→ **INPUT RECORDS**:
>>>>
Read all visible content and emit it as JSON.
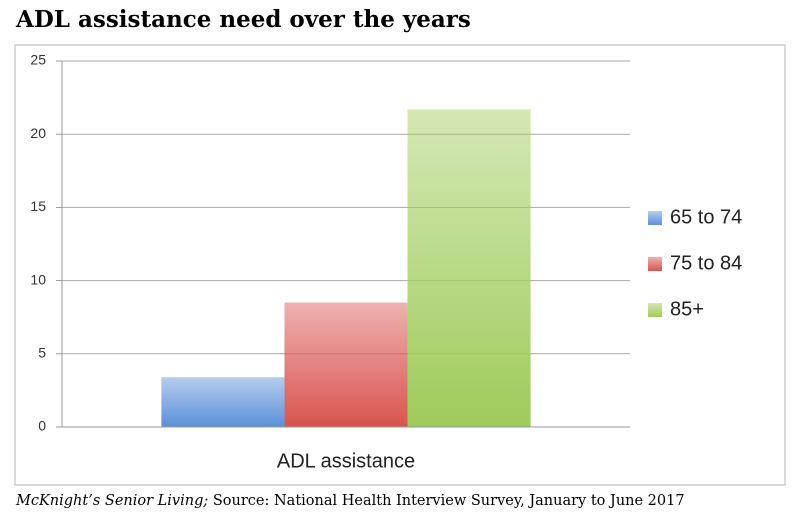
{
  "chart_data": {
    "type": "bar",
    "title": "ADL assistance need over the years",
    "categories": [
      "ADL assistance"
    ],
    "series": [
      {
        "name": "65 to 74",
        "color": "#5b8fd8",
        "values": [
          3.4
        ]
      },
      {
        "name": "75 to 84",
        "color": "#d9534f",
        "values": [
          8.5
        ]
      },
      {
        "name": "85+",
        "color": "#9fcb5a",
        "values": [
          21.7
        ]
      }
    ],
    "ylim": [
      0,
      25
    ],
    "yticks": [
      0,
      5,
      10,
      15,
      20,
      25
    ],
    "grid": true,
    "legend": "right",
    "caption": {
      "publication": "McKnight’s Senior Living;",
      "text": " Source: National Health Interview Survey, January to June 2017"
    }
  }
}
<<<<
→ **WRITTEN REQUEST**:
Scan the listing above. Collect all lines with the word "color".

→ **RIGHT ANSWER**:
        "color": "#5b8fd8",
        "color": "#d9534f",
        "color": "#9fcb5a",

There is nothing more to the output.